Record list →
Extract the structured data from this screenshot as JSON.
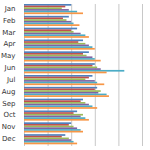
{
  "chart_data": {
    "type": "bar",
    "orientation": "horizontal",
    "categories": [
      "Jan",
      "Feb",
      "Mar",
      "Apr",
      "May",
      "Jun",
      "Jul",
      "Aug",
      "Sep",
      "Oct",
      "Nov",
      "Dec"
    ],
    "series": [
      {
        "color": "#4f81bd",
        "values": [
          40,
          38,
          45,
          50,
          55,
          60,
          58,
          62,
          50,
          45,
          40,
          35
        ]
      },
      {
        "color": "#c0504d",
        "values": [
          35,
          33,
          40,
          46,
          50,
          58,
          55,
          60,
          48,
          42,
          38,
          32
        ]
      },
      {
        "color": "#9bbb59",
        "values": [
          32,
          36,
          42,
          52,
          53,
          62,
          52,
          65,
          52,
          50,
          42,
          38
        ]
      },
      {
        "color": "#8064a2",
        "values": [
          38,
          40,
          48,
          55,
          58,
          65,
          60,
          63,
          55,
          48,
          45,
          40
        ]
      },
      {
        "color": "#4bacc6",
        "values": [
          45,
          42,
          52,
          58,
          60,
          85,
          62,
          70,
          58,
          52,
          48,
          42
        ]
      },
      {
        "color": "#f79646",
        "values": [
          50,
          47,
          55,
          60,
          65,
          70,
          68,
          72,
          62,
          55,
          50,
          45
        ]
      }
    ],
    "xlim": [
      0,
      100
    ],
    "xticks": [
      0,
      20,
      40,
      60,
      80,
      100
    ],
    "grid": true,
    "tick_labels": "y"
  }
}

What you are asked to do → Omit any images, then output the listing exactly.

Solution for this problem →
Extract the structured data from this screenshot as JSON.
{
  "chart_data": {
    "type": "bar",
    "orientation": "horizontal",
    "categories": [
      "Jan",
      "Feb",
      "Mar",
      "Apr",
      "May",
      "Jun",
      "Jul",
      "Aug",
      "Sep",
      "Oct",
      "Nov",
      "Dec"
    ],
    "series": [
      {
        "color": "#4f81bd",
        "values": [
          40,
          38,
          45,
          50,
          55,
          60,
          58,
          62,
          50,
          45,
          40,
          35
        ]
      },
      {
        "color": "#c0504d",
        "values": [
          35,
          33,
          40,
          46,
          50,
          58,
          55,
          60,
          48,
          42,
          38,
          32
        ]
      },
      {
        "color": "#9bbb59",
        "values": [
          32,
          36,
          42,
          52,
          53,
          62,
          52,
          65,
          52,
          50,
          42,
          38
        ]
      },
      {
        "color": "#8064a2",
        "values": [
          38,
          40,
          48,
          55,
          58,
          65,
          60,
          63,
          55,
          48,
          45,
          40
        ]
      },
      {
        "color": "#4bacc6",
        "values": [
          45,
          42,
          52,
          58,
          60,
          85,
          62,
          70,
          58,
          52,
          48,
          42
        ]
      },
      {
        "color": "#f79646",
        "values": [
          50,
          47,
          55,
          60,
          65,
          70,
          68,
          72,
          62,
          55,
          50,
          45
        ]
      }
    ],
    "xlim": [
      0,
      100
    ],
    "xticks": [
      0,
      20,
      40,
      60,
      80,
      100
    ],
    "grid": true,
    "tick_labels": "y"
  }
}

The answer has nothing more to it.